**Challenge**
Only the lines from the one containing "What does this" to the end of the entries should be written out, each exactly as it stands, both ends included.

.....

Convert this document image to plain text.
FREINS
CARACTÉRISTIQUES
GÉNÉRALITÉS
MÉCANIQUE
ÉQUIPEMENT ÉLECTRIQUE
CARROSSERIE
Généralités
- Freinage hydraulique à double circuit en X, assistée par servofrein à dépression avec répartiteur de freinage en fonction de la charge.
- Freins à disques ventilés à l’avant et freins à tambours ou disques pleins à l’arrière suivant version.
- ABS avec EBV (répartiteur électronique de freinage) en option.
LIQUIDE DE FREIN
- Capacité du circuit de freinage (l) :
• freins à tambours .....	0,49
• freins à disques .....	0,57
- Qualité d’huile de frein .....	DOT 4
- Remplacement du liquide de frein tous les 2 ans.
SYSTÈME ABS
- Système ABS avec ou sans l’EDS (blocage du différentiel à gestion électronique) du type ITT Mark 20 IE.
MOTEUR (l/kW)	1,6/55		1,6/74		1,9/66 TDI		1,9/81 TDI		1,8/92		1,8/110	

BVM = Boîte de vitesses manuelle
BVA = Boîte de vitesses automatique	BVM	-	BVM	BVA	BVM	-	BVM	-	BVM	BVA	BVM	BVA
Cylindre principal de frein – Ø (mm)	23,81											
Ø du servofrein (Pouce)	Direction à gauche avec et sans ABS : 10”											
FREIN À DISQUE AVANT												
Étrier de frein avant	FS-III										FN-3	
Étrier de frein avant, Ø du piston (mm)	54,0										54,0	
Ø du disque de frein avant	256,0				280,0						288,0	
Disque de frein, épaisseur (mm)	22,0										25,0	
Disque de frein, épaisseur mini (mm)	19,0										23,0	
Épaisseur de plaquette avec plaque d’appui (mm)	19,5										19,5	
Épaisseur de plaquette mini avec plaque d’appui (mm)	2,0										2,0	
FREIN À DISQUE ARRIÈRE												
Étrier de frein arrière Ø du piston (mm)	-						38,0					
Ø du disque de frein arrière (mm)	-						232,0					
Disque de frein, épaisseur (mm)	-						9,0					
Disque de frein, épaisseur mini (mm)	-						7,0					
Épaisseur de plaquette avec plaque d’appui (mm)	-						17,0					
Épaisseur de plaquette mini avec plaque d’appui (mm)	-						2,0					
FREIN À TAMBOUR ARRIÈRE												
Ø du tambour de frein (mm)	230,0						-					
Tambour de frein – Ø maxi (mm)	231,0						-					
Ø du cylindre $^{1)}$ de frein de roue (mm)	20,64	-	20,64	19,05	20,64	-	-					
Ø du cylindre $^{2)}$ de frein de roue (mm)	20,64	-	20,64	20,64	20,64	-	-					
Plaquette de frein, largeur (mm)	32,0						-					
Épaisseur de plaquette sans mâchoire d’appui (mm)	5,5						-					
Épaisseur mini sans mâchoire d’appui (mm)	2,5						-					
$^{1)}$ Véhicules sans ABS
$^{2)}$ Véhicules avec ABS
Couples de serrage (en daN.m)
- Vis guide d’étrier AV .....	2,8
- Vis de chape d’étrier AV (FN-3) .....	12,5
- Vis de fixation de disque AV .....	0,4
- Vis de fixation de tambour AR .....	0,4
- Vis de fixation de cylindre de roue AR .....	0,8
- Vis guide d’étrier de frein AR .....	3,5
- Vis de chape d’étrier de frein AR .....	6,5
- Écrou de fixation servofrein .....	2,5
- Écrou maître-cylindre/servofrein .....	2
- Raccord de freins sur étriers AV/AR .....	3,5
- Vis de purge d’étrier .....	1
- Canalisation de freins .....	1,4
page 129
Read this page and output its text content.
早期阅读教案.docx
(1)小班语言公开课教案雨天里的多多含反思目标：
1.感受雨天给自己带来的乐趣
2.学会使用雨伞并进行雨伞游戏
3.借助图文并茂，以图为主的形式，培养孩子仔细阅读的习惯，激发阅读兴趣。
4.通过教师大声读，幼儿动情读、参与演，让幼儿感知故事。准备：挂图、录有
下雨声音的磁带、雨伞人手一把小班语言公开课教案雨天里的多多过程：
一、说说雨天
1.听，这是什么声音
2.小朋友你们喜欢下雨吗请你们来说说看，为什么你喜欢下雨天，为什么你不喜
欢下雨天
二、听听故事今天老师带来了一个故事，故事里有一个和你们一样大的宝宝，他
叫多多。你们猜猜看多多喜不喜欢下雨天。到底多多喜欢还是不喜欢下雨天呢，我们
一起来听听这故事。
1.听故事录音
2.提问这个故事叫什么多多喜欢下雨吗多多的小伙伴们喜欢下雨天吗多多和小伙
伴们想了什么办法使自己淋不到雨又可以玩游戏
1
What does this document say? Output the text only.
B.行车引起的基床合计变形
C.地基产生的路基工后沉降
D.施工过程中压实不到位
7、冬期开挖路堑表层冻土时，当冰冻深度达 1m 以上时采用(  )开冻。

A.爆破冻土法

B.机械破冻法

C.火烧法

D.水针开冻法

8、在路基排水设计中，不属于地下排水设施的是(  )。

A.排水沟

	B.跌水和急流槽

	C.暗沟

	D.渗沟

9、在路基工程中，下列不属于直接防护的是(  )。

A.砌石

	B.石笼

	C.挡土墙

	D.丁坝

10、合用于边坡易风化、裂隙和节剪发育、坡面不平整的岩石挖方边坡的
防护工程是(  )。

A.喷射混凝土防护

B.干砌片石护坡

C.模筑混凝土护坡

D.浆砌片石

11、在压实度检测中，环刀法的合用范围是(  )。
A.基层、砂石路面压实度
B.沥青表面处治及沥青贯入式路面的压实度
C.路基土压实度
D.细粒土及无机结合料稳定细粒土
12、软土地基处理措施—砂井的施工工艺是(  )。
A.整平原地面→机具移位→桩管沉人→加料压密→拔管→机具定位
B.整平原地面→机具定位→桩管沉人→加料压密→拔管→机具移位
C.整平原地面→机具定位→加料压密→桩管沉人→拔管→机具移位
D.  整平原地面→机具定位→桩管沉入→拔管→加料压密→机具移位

.....

**Exercise answer**
What does this document say? Output the text only.
B.行车引起的基床合计变形
C.地基产生的路基工后沉降
D.施工过程中压实不到位
7、冬期开挖路堑表层冻土时，当冰冻深度达 1m 以上时采用(  )开冻。

A.爆破冻土法

B.机械破冻法

C.火烧法

D.水针开冻法

8、在路基排水设计中，不属于地下排水设施的是(  )。

A.排水沟

	B.跌水和急流槽

	C.暗沟

	D.渗沟

9、在路基工程中，下列不属于直接防护的是(  )。

A.砌石

	B.石笼

	C.挡土墙

	D.丁坝

10、合用于边坡易风化、裂隙和节剪发育、坡面不平整的岩石挖方边坡的
防护工程是(  )。

A.喷射混凝土防护

B.干砌片石护坡

C.模筑混凝土护坡

D.浆砌片石

11、在压实度检测中，环刀法的合用范围是(  )。
A.基层、砂石路面压实度
B.沥青表面处治及沥青贯入式路面的压实度
C.路基土压实度
D.细粒土及无机结合料稳定细粒土
12、软土地基处理措施—砂井的施工工艺是(  )。
A.整平原地面→机具移位→桩管沉人→加料压密→拔管→机具定位
B.整平原地面→机具定位→桩管沉人→加料压密→拔管→机具移位
C.整平原地面→机具定位→加料压密→桩管沉人→拔管→机具移位
D.  整平原地面→机具定位→桩管沉入→拔管→加料压密→机具移位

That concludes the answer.